## Task to complete
Report all lines from the entries below in which "this" appears.

Figure collection entries:
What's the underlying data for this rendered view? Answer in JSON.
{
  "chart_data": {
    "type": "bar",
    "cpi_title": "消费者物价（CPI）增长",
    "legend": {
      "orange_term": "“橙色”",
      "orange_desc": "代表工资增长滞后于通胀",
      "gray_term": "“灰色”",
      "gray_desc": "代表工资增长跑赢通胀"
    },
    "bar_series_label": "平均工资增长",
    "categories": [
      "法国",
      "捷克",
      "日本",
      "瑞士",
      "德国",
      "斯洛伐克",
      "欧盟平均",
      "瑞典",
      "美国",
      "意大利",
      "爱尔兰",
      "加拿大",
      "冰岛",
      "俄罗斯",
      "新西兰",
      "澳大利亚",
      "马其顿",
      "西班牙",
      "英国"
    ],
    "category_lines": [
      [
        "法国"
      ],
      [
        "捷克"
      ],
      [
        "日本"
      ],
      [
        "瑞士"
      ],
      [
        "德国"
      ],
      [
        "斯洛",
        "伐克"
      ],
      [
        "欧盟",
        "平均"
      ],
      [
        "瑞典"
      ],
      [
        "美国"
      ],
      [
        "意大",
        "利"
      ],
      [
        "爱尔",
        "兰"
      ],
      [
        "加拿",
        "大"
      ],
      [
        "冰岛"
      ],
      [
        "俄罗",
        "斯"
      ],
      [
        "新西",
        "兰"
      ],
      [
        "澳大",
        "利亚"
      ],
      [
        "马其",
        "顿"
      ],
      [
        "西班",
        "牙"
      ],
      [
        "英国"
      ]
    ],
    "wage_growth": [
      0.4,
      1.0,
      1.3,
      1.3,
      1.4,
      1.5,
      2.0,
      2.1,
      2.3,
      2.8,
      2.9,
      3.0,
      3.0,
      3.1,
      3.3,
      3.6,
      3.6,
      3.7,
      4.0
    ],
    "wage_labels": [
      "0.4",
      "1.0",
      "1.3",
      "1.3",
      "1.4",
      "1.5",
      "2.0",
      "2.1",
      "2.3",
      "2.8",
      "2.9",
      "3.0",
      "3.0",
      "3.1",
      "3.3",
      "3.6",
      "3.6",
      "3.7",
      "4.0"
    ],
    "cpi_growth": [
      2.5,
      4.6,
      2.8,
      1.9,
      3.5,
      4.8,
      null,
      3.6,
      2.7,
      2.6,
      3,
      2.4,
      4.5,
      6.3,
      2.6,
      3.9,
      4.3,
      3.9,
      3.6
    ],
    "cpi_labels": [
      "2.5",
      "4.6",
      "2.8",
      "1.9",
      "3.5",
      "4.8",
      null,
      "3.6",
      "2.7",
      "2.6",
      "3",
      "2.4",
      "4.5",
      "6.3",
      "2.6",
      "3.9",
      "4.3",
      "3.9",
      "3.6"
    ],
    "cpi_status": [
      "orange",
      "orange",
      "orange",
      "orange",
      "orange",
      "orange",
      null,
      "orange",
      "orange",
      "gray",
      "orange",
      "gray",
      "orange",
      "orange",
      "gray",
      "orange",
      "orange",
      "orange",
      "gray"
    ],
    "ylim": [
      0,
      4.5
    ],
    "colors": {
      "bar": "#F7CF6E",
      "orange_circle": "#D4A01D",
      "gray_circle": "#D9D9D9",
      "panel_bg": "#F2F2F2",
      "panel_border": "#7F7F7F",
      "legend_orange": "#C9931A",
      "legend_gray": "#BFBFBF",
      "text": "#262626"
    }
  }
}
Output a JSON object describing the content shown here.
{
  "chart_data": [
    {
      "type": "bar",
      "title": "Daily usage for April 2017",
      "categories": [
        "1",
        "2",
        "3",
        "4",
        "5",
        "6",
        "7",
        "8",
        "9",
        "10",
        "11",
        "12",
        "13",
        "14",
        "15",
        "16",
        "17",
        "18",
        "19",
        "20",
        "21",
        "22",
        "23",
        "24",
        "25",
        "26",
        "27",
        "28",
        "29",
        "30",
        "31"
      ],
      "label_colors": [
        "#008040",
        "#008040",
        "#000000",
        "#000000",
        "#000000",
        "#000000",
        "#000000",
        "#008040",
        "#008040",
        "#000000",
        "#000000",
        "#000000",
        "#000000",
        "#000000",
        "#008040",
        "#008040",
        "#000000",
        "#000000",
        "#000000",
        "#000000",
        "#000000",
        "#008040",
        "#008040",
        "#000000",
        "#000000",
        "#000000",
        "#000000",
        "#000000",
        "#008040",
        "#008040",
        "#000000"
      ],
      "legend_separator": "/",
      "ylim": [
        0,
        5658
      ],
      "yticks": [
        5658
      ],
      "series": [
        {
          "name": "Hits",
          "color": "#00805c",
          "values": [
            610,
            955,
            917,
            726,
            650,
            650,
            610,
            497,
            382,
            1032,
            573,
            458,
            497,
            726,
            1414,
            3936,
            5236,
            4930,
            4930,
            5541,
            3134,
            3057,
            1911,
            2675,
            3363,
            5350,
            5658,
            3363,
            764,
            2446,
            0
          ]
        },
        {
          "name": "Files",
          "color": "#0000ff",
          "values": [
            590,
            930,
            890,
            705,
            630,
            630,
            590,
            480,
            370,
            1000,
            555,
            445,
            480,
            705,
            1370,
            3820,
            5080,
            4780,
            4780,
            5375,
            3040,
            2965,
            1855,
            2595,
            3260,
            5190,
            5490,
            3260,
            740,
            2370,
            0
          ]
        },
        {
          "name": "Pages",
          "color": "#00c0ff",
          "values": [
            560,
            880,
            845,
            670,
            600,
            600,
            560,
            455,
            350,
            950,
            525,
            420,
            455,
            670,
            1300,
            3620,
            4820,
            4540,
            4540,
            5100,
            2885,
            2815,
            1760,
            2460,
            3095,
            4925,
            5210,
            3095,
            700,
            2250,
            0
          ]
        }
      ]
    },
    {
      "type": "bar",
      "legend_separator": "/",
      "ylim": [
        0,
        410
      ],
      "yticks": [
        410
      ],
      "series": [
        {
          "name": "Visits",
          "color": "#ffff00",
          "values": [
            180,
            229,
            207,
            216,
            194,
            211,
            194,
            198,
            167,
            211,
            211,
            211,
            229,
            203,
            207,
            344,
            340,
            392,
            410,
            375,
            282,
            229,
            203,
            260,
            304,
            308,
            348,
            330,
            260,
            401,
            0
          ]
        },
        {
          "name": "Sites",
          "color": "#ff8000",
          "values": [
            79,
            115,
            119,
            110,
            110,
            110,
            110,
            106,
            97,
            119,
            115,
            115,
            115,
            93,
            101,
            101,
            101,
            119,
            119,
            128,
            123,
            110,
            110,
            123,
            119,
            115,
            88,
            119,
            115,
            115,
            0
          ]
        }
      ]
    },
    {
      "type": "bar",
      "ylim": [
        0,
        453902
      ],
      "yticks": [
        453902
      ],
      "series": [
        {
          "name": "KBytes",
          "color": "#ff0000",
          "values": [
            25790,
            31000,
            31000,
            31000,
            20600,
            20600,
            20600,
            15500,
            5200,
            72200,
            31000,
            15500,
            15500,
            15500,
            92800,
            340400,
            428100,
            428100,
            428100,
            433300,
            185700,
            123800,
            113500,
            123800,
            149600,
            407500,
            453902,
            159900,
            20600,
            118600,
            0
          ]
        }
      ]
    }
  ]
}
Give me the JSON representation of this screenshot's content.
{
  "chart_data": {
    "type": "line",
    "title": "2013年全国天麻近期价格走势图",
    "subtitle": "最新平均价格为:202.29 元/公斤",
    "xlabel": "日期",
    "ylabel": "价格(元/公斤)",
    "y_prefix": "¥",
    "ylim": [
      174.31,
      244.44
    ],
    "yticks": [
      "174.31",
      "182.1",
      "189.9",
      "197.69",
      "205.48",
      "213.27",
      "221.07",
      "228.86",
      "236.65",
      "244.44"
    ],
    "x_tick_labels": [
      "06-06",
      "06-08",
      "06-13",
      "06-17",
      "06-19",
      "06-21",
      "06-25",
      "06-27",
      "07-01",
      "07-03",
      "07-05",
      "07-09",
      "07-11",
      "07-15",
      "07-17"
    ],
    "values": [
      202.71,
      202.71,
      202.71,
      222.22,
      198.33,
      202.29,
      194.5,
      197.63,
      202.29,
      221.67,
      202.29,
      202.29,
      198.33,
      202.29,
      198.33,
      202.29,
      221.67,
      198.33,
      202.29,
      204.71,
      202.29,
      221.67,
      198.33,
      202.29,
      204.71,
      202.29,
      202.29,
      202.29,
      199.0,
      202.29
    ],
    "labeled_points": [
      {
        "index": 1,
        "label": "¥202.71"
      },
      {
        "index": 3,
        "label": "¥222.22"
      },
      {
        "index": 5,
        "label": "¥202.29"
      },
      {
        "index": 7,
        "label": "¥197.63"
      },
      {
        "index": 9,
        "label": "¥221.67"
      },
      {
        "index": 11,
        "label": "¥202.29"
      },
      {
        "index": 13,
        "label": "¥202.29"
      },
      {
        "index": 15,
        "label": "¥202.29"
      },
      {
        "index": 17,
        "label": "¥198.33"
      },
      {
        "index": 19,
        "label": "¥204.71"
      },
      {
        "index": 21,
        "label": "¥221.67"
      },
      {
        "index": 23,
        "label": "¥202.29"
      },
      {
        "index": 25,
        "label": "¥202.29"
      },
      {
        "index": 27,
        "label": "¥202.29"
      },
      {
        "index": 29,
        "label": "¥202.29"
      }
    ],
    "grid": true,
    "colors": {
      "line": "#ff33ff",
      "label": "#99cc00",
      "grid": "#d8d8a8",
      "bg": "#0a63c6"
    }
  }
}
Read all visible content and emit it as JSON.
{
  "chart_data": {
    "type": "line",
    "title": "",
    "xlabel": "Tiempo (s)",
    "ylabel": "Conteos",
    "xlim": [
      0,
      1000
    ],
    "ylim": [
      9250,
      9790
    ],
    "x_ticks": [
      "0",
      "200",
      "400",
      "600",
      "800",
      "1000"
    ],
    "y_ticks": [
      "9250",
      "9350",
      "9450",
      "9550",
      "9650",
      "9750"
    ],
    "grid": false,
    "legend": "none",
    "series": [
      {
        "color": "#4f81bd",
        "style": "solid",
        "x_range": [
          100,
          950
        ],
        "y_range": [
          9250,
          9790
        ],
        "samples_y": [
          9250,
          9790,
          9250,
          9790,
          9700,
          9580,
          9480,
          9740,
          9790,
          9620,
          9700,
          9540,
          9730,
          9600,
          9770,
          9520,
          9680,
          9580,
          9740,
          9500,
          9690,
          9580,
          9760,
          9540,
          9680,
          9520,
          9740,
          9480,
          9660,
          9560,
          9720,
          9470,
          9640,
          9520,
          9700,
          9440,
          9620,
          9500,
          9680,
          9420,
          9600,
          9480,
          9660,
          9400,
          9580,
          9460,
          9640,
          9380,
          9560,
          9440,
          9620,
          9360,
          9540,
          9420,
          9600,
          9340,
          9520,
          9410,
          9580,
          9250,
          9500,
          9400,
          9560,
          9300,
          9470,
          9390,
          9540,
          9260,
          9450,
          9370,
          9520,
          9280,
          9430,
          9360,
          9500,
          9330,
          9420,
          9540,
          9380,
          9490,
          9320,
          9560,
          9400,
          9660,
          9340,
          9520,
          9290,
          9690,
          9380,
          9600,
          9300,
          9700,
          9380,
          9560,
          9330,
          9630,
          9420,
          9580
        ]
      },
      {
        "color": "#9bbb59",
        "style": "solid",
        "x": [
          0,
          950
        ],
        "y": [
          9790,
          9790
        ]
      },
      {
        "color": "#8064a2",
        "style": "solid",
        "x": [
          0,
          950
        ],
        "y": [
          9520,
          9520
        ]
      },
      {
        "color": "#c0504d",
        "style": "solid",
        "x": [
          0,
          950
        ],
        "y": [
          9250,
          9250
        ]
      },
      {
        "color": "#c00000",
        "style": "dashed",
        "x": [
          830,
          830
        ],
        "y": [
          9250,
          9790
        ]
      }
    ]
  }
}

## Written answer
What's the underlying data for this rendered view? Answer in JSON.
Give me the JSON representation of this screenshot's content.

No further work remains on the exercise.